Figure record extracts:
╔══
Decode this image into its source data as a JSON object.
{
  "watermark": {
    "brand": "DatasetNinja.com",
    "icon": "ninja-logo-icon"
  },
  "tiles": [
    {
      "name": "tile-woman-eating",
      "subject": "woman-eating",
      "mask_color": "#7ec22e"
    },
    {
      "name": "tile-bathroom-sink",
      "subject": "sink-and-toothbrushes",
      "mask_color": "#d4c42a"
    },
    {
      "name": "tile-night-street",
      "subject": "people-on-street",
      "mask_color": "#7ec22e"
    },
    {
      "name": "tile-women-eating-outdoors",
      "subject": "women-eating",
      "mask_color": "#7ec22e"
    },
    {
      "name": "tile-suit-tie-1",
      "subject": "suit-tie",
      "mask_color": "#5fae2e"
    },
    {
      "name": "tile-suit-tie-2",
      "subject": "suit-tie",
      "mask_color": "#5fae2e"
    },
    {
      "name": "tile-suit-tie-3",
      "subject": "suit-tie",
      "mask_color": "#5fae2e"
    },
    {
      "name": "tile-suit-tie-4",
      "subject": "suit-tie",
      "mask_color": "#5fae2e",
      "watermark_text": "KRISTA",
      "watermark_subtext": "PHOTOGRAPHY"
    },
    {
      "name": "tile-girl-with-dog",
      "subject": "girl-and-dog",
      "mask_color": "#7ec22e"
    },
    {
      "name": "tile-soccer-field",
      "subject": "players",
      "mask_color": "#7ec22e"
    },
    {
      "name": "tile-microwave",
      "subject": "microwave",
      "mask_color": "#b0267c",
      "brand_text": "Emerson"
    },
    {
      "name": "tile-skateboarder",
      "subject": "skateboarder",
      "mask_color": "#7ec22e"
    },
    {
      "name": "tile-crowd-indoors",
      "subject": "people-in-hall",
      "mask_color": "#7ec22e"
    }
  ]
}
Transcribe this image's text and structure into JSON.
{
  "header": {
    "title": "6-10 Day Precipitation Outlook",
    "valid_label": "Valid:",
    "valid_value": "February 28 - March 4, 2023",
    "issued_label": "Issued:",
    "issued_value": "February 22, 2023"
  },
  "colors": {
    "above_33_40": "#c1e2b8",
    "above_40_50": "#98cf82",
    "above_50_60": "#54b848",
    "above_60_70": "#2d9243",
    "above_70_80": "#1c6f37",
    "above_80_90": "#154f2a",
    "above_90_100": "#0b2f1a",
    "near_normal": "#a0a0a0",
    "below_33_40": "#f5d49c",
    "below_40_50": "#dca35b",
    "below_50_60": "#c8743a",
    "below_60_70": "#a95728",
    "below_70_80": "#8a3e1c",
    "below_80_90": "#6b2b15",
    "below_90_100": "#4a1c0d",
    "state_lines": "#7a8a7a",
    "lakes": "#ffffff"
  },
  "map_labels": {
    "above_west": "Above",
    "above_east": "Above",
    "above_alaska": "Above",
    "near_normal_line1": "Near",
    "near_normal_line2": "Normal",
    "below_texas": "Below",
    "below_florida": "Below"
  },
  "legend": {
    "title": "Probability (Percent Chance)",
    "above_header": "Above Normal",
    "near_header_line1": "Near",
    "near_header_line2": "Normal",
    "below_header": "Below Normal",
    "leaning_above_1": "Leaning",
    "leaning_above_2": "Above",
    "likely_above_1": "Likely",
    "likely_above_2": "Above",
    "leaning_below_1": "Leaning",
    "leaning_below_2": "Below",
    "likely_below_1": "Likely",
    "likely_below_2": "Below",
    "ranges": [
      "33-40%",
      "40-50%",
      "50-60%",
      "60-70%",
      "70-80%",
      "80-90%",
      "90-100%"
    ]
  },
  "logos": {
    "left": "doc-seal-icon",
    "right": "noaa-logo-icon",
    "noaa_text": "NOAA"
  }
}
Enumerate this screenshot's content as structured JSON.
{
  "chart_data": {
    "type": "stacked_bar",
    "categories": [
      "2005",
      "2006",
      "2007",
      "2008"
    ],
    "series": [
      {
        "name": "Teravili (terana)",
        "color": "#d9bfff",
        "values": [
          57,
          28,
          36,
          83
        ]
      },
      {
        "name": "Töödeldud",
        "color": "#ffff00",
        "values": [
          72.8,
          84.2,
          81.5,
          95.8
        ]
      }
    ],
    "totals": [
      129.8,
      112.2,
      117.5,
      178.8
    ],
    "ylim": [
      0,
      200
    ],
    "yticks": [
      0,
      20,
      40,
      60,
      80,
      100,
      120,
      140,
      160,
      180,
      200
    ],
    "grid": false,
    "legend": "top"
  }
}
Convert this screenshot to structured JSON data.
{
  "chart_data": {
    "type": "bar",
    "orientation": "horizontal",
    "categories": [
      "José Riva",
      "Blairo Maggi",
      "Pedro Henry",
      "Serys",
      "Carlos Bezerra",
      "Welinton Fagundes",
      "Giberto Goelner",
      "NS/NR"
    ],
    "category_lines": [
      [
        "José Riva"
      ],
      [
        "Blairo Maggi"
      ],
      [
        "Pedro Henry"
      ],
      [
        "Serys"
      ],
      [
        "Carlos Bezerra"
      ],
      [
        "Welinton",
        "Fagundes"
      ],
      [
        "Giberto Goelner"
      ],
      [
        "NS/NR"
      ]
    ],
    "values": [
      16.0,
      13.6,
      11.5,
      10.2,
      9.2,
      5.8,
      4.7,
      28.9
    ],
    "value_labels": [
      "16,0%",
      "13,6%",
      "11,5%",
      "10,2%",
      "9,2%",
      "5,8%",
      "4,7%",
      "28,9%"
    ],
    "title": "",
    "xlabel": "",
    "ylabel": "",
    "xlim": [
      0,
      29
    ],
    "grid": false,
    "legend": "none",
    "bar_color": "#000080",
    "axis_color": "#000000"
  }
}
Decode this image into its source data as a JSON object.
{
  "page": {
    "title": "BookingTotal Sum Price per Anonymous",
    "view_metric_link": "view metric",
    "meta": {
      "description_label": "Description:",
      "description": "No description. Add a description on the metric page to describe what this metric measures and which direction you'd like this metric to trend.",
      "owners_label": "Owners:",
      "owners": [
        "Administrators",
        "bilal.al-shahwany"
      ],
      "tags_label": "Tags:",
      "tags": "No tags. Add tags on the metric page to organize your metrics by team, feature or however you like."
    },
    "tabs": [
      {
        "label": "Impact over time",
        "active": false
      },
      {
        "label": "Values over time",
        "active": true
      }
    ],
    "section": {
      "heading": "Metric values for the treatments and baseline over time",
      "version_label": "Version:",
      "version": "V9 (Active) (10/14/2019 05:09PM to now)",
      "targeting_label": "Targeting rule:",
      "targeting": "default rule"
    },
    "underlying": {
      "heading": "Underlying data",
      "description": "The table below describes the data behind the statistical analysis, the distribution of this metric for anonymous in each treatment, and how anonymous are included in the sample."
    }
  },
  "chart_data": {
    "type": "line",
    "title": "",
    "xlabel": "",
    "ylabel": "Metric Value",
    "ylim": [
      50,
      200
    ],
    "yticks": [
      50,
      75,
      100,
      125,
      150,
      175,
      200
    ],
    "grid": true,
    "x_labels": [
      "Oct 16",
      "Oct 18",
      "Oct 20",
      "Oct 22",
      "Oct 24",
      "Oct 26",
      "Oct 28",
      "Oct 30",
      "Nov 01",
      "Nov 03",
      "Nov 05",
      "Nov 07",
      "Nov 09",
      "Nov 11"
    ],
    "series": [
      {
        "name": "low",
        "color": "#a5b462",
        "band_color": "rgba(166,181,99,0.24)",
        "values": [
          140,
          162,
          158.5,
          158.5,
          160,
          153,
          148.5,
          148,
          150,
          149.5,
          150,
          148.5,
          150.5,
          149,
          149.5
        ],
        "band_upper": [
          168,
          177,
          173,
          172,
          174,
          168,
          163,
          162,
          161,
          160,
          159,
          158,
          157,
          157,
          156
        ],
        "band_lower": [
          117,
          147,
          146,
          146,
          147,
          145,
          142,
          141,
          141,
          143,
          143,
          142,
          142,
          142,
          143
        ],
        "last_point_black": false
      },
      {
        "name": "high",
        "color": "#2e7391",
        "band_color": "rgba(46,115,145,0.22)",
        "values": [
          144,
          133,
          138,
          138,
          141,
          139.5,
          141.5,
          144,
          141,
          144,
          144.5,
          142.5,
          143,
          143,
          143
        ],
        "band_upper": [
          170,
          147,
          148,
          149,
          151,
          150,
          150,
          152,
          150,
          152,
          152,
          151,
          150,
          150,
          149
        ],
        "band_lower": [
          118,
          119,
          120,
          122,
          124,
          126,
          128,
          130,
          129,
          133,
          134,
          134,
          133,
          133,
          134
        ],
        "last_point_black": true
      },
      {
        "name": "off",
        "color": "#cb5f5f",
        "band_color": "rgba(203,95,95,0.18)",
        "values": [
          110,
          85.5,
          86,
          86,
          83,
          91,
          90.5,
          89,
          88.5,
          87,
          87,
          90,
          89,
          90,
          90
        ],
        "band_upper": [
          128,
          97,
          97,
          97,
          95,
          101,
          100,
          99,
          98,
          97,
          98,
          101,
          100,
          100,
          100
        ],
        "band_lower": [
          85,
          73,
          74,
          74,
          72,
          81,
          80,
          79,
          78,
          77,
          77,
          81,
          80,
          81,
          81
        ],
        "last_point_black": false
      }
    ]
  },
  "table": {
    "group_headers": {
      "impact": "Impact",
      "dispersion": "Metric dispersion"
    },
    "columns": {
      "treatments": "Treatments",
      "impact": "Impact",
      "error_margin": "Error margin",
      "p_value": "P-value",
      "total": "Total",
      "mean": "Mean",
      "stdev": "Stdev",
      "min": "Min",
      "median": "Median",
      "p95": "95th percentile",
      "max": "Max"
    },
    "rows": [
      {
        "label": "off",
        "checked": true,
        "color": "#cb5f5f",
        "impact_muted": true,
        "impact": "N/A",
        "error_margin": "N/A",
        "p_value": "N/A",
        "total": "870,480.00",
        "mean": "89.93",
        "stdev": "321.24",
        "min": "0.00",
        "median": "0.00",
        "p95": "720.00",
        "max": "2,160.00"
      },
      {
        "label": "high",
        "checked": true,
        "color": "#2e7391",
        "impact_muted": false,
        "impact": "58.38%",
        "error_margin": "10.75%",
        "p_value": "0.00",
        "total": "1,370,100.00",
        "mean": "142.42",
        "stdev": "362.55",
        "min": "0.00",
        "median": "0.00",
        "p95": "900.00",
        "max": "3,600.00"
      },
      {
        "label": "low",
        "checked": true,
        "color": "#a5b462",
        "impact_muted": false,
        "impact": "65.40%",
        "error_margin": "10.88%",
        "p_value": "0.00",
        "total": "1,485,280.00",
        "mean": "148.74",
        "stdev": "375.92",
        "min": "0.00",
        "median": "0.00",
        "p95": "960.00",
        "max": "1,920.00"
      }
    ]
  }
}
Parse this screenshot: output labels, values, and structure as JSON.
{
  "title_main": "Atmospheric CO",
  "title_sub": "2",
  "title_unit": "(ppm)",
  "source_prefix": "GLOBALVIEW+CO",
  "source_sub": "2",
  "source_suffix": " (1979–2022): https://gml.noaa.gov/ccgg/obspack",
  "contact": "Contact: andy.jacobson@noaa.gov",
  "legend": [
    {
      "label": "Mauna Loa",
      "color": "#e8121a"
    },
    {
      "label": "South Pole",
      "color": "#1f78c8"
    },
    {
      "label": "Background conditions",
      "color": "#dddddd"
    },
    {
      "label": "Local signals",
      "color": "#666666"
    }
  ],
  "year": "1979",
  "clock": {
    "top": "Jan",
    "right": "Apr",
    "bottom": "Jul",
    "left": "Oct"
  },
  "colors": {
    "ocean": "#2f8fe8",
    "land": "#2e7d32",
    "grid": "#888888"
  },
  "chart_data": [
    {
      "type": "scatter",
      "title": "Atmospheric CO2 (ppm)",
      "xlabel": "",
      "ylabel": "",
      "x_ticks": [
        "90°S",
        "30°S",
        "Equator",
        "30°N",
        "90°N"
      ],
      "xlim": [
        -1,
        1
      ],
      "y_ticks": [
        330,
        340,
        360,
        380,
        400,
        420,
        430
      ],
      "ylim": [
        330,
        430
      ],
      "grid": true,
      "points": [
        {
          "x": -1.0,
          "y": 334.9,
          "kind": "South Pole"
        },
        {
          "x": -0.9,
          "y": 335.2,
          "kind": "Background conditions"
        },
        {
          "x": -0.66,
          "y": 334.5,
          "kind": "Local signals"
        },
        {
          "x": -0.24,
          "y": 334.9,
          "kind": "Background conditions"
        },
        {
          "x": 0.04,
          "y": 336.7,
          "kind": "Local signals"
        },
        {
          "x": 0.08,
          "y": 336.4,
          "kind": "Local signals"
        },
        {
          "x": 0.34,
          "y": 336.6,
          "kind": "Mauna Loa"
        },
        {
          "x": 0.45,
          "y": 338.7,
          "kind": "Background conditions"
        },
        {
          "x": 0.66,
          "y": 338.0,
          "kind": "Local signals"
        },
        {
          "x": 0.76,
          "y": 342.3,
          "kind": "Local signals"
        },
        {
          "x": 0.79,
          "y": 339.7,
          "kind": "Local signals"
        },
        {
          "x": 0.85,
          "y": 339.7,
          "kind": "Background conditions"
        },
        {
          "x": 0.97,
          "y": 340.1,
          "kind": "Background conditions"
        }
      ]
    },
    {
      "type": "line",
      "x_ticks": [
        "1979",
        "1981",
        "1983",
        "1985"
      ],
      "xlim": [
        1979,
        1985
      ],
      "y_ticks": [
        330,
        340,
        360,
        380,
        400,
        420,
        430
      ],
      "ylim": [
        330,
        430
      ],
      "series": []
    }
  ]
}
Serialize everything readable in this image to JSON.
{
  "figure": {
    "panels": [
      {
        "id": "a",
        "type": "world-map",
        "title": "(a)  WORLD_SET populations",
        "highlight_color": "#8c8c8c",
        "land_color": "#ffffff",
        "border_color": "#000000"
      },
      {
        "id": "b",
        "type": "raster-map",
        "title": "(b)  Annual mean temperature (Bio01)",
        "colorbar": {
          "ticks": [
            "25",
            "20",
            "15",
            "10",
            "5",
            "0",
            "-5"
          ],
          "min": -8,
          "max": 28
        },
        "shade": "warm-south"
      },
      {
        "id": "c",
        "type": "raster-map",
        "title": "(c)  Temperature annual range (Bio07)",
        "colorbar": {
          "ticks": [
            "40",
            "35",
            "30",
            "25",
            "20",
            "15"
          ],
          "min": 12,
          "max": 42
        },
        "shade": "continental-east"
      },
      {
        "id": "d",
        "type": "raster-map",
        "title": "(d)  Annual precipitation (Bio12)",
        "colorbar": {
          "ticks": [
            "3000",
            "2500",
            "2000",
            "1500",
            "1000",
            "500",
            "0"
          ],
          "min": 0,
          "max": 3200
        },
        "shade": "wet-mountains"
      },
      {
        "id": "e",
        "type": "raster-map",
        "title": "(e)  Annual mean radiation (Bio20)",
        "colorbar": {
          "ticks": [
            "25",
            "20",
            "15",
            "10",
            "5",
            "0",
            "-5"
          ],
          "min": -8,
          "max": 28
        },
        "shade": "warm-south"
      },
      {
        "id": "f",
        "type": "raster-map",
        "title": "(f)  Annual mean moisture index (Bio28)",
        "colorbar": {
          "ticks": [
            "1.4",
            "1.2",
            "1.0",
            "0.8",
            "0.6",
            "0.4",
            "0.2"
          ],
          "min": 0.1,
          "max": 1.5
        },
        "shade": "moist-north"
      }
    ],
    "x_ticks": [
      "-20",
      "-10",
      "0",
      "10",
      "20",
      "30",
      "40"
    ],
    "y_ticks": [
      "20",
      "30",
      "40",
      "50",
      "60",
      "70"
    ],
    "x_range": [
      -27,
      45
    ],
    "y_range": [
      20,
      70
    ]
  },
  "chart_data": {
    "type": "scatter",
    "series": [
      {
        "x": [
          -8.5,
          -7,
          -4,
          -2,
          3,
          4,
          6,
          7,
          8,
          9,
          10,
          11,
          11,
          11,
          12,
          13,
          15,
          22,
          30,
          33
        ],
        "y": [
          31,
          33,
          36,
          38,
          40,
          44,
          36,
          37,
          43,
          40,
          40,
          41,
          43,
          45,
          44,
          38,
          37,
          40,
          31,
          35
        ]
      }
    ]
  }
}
╚══
**REQUIRED TASK:** Look through the entries above and count each line holding "stdev"; report the count alone.

**ANSWER TO THE PROBLEM:** 4